The UNCITRAL guide refers to the fact that negotiations with the debtor company on a debt-restructuring plan take place against the backdrop of the secured creditor’s right to enforce the security right and initiate bankruptcy proceedings in the case of debtor default. Hence, when the enforcement right of the secured creditor is weak (entailing costly and time‑consuming civil litigation to enforce the pledge agreement), the debtor is less likely to seek reorganisation solutions proactively and in the case of payment difficulties will stall as long as possible *50. The EBRD Model Law on Secured Transactions emphasises that the right of enforcement relies first and foremost on self-help, meaning that the pledgee should have ‘broad but clearly defined rights’ to sell the pledged property *51. The model law suggests that once 60 days have passed from delivering the enforcement notice to the debtor and registering the enforcement notice in the security registry, the security holder has the right to transfer title to the secured property by selling it *52.
Common-law jurisdictions are more inclined to favour self-help remedies, while European jurisdictions require the enforcement to take place via a bailiff or by judicial pre-approval *53. Following the lines of the EBRD suggestions and in conjunction with amendments adjusting the scope and registration of security over movable assets, Belgium adopted a simplified enforcement procedure in 2013. The essence of the enforcement is that in all cases of pledges over movables, the parties are free to determine in the security agreement the manner of enforcement, whether by sale, rental, or appropriation, with the debtor given 10 days` prior notice. The agreement is not an enforcement document, and, hence, the practical issues of creditor access to assets in the case of a non-possessory pledge still remain *54.

*STATED GOAL A*: Output, character for character, the part of the records that begins at the very first line of the records and ends with the line containing "845, 787, 870]", both ends included.
The passage and the records have nothing to do with each other.

Collected data entries:
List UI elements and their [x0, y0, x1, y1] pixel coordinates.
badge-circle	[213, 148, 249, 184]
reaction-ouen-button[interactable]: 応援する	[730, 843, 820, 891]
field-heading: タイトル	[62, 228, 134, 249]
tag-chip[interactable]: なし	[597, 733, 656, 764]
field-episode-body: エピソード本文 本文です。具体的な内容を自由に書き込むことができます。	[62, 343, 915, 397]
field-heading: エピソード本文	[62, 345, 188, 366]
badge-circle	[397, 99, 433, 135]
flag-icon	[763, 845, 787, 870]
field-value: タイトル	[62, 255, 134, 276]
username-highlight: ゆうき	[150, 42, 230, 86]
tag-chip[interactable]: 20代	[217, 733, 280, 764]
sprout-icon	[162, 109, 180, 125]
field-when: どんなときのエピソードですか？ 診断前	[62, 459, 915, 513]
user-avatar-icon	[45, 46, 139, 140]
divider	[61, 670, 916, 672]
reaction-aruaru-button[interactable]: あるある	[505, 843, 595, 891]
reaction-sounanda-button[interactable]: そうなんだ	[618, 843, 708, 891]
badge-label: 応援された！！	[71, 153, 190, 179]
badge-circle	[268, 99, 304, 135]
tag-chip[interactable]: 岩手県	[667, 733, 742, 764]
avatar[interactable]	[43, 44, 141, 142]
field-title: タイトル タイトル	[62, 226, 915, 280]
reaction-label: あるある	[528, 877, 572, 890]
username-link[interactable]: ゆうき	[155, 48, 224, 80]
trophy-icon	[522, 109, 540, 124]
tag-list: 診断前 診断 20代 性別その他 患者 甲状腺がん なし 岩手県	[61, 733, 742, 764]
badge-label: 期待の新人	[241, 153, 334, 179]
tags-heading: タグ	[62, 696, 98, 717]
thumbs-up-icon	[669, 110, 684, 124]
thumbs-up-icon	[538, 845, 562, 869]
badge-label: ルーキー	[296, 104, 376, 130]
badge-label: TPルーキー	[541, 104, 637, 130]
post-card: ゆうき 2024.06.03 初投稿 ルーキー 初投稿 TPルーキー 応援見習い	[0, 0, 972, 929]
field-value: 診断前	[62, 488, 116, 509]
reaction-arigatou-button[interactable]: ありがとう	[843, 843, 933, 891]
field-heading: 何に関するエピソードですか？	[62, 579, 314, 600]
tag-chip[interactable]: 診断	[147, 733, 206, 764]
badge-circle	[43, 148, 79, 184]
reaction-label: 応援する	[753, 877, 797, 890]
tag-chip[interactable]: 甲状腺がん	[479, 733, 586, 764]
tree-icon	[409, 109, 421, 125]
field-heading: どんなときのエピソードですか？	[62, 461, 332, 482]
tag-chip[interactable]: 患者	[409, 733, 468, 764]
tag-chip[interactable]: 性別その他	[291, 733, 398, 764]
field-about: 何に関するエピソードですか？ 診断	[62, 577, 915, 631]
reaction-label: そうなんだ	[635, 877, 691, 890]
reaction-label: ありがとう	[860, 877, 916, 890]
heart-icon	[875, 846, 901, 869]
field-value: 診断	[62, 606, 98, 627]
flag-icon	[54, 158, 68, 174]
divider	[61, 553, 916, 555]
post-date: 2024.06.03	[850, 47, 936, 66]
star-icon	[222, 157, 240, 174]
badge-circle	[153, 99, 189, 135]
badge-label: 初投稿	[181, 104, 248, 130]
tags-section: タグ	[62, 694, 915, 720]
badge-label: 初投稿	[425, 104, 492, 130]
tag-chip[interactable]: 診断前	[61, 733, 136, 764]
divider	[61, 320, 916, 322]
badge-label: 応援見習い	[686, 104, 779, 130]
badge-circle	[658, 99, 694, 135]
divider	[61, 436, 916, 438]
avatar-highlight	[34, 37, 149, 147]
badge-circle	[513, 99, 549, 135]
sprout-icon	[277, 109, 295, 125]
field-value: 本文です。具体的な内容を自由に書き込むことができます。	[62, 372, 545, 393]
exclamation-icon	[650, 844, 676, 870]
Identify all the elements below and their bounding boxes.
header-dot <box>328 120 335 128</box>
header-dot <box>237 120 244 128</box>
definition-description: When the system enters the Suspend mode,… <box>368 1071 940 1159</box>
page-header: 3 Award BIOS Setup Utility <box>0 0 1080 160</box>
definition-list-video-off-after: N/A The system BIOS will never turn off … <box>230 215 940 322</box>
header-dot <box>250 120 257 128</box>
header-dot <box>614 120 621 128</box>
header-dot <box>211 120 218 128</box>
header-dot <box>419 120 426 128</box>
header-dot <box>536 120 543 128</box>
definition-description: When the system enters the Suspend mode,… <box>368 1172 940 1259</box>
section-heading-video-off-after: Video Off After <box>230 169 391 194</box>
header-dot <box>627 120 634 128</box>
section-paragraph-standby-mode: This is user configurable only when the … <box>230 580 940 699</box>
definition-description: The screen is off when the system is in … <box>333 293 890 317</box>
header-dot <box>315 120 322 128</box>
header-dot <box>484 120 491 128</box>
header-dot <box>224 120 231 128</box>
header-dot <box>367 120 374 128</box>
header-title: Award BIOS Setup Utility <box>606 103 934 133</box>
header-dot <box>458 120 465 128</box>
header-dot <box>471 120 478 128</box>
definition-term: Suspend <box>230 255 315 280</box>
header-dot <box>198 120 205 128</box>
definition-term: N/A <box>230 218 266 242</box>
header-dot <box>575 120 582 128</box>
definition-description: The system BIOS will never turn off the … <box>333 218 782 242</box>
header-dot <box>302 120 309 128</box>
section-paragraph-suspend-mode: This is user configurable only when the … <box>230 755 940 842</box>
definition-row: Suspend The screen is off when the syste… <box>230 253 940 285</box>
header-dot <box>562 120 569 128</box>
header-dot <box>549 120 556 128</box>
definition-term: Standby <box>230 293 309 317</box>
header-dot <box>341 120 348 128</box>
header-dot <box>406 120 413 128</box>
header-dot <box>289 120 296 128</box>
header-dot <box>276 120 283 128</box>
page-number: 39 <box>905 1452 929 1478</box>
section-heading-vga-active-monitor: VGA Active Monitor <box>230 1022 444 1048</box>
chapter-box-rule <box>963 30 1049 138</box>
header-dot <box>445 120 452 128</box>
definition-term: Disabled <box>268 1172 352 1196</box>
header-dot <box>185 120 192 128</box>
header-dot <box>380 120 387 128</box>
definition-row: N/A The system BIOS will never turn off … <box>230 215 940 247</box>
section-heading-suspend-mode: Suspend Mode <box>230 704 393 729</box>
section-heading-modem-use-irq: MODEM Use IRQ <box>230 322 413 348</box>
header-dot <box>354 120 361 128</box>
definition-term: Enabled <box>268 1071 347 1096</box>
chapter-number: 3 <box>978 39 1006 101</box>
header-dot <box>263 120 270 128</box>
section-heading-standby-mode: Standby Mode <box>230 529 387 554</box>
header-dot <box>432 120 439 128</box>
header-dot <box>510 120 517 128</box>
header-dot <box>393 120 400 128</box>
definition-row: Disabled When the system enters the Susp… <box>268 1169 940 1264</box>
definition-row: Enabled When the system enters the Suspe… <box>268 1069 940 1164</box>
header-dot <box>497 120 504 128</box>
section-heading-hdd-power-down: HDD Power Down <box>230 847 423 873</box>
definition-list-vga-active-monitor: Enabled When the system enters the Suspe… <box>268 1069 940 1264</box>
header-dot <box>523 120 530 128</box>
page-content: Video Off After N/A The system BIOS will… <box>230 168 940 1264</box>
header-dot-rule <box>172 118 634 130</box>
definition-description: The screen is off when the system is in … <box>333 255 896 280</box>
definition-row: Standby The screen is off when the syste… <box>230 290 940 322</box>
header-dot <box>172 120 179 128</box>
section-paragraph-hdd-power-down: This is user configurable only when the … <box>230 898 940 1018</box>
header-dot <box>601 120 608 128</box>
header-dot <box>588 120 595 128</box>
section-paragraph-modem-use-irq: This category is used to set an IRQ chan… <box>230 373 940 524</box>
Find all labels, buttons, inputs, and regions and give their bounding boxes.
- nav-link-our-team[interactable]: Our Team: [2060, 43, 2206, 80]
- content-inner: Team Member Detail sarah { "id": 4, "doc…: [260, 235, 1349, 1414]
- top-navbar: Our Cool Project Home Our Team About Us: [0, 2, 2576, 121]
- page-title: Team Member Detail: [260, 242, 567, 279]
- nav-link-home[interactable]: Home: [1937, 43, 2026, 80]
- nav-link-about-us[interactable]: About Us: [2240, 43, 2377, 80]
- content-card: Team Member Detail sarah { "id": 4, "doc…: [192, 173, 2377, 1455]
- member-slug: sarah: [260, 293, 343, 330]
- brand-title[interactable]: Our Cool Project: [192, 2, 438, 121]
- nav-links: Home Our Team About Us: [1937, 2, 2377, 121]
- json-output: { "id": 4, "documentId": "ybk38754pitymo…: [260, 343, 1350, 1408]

*STATED GOAL B*:
For each statement, say yes or no according to the passage on enforcing security rights, and quote the words from it that decide the answer.
(i) Belgium adopted a simplified enforcement procedure in 2013.
(ii) Under the EBRD model law, the security holder may sell the secured property once 30 days have passed after the enforcement notice.
(iii) Common-law jurisdictions lean more toward self-help remedies.

*WRITTEN SOLUTION A*:
List UI elements and their [x0, y0, x1, y1] pixel coordinates.
badge-circle	[213, 148, 249, 184]
reaction-ouen-button[interactable]: 応援する	[730, 843, 820, 891]
field-heading: タイトル	[62, 228, 134, 249]
tag-chip[interactable]: なし	[597, 733, 656, 764]
field-episode-body: エピソード本文 本文です。具体的な内容を自由に書き込むことができます。	[62, 343, 915, 397]
field-heading: エピソード本文	[62, 345, 188, 366]
badge-circle	[397, 99, 433, 135]
flag-icon	[763, 845, 787, 870]

*WRITTEN SOLUTION B*:
(i) Yes: "Belgium adopted a simplified enforcement procedure in 2013"
(ii) No: "once 60 days have passed from delivering the enforcement notice to the debtor and registering the enforcement notice in the security registry"
(iii) Yes: "Common-law jurisdictions are more inclined to favour self-help remedies"